** START **

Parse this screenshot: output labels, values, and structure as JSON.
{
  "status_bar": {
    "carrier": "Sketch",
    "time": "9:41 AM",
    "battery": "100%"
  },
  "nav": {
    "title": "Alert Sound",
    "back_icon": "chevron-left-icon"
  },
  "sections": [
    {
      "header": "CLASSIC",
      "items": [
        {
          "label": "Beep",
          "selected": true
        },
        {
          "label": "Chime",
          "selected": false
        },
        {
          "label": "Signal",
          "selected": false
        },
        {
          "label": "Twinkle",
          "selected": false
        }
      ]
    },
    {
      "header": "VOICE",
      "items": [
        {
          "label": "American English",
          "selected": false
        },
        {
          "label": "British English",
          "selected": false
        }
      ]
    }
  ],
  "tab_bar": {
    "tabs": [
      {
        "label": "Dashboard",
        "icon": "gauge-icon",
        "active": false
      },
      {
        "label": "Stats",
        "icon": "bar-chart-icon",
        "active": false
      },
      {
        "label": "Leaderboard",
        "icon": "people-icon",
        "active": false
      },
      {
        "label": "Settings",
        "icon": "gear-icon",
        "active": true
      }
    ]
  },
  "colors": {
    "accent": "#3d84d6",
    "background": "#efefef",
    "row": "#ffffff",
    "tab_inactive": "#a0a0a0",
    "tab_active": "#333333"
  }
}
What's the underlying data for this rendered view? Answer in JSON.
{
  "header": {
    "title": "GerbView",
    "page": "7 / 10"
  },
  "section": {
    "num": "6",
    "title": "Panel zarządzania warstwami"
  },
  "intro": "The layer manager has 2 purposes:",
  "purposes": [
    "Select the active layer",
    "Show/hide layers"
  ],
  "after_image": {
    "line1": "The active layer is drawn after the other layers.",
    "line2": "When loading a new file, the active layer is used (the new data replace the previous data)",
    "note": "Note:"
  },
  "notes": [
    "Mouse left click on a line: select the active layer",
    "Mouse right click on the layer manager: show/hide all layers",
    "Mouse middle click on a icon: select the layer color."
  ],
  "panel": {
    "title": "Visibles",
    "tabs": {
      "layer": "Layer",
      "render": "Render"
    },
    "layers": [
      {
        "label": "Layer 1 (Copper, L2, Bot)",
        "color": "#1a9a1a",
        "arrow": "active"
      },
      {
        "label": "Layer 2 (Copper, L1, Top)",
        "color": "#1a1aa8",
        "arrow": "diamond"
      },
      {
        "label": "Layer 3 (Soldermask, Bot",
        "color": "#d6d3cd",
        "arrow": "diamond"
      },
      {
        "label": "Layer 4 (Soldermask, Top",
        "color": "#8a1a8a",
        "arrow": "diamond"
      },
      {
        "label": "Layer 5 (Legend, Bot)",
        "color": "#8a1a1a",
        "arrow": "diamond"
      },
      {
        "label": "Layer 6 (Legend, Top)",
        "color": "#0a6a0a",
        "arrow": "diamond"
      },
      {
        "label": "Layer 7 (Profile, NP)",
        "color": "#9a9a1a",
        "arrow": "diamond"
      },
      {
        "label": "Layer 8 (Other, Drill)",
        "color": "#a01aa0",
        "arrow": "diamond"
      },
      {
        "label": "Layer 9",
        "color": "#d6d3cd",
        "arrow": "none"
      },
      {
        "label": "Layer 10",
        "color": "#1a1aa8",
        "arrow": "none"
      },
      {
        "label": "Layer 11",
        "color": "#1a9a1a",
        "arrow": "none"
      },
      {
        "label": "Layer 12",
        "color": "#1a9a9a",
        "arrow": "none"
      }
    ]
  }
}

** END **

_Required work:_ Output the listing above without altering a single character.

_Answer to the problem:_
Parse this screenshot: output labels, values, and structure as JSON.
{
  "status_bar": {
    "carrier": "Sketch",
    "time": "9:41 AM",
    "battery": "100%"
  },
  "nav": {
    "title": "Alert Sound",
    "back_icon": "chevron-left-icon"
  },
  "sections": [
    {
      "header": "CLASSIC",
      "items": [
        {
          "label": "Beep",
          "selected": true
        },
        {
          "label": "Chime",
          "selected": false
        },
        {
          "label": "Signal",
          "selected": false
        },
        {
          "label": "Twinkle",
          "selected": false
        }
      ]
    },
    {
      "header": "VOICE",
      "items": [
        {
          "label": "American English",
          "selected": false
        },
        {
          "label": "British English",
          "selected": false
        }
      ]
    }
  ],
  "tab_bar": {
    "tabs": [
      {
        "label": "Dashboard",
        "icon": "gauge-icon",
        "active": false
      },
      {
        "label": "Stats",
        "icon": "bar-chart-icon",
        "active": false
      },
      {
        "label": "Leaderboard",
        "icon": "people-icon",
        "active": false
      },
      {
        "label": "Settings",
        "icon": "gear-icon",
        "active": true
      }
    ]
  },
  "colors": {
    "accent": "#3d84d6",
    "background": "#efefef",
    "row": "#ffffff",
    "tab_inactive": "#a0a0a0",
    "tab_active": "#333333"
  }
}
What's the underlying data for this rendered view? Answer in JSON.
{
  "header": {
    "title": "GerbView",
    "page": "7 / 10"
  },
  "section": {
    "num": "6",
    "title": "Panel zarządzania warstwami"
  },
  "intro": "The layer manager has 2 purposes:",
  "purposes": [
    "Select the active layer",
    "Show/hide layers"
  ],
  "after_image": {
    "line1": "The active layer is drawn after the other layers.",
    "line2": "When loading a new file, the active layer is used (the new data replace the previous data)",
    "note": "Note:"
  },
  "notes": [
    "Mouse left click on a line: select the active layer",
    "Mouse right click on the layer manager: show/hide all layers",
    "Mouse middle click on a icon: select the layer color."
  ],
  "panel": {
    "title": "Visibles",
    "tabs": {
      "layer": "Layer",
      "render": "Render"
    },
    "layers": [
      {
        "label": "Layer 1 (Copper, L2, Bot)",
        "color": "#1a9a1a",
        "arrow": "active"
      },
      {
        "label": "Layer 2 (Copper, L1, Top)",
        "color": "#1a1aa8",
        "arrow": "diamond"
      },
      {
        "label": "Layer 3 (Soldermask, Bot",
        "color": "#d6d3cd",
        "arrow": "diamond"
      },
      {
        "label": "Layer 4 (Soldermask, Top",
        "color": "#8a1a8a",
        "arrow": "diamond"
      },
      {
        "label": "Layer 5 (Legend, Bot)",
        "color": "#8a1a1a",
        "arrow": "diamond"
      },
      {
        "label": "Layer 6 (Legend, Top)",
        "color": "#0a6a0a",
        "arrow": "diamond"
      },
      {
        "label": "Layer 7 (Profile, NP)",
        "color": "#9a9a1a",
        "arrow": "diamond"
      },
      {
        "label": "Layer 8 (Other, Drill)",
        "color": "#a01aa0",
        "arrow": "diamond"
      },
      {
        "label": "Layer 9",
        "color": "#d6d3cd",
        "arrow": "none"
      },
      {
        "label": "Layer 10",
        "color": "#1a1aa8",
        "arrow": "none"
      },
      {
        "label": "Layer 11",
        "color": "#1a9a1a",
        "arrow": "none"
      },
      {
        "label": "Layer 12",
        "color": "#1a9a9a",
        "arrow": "none"
      }
    ]
  }
}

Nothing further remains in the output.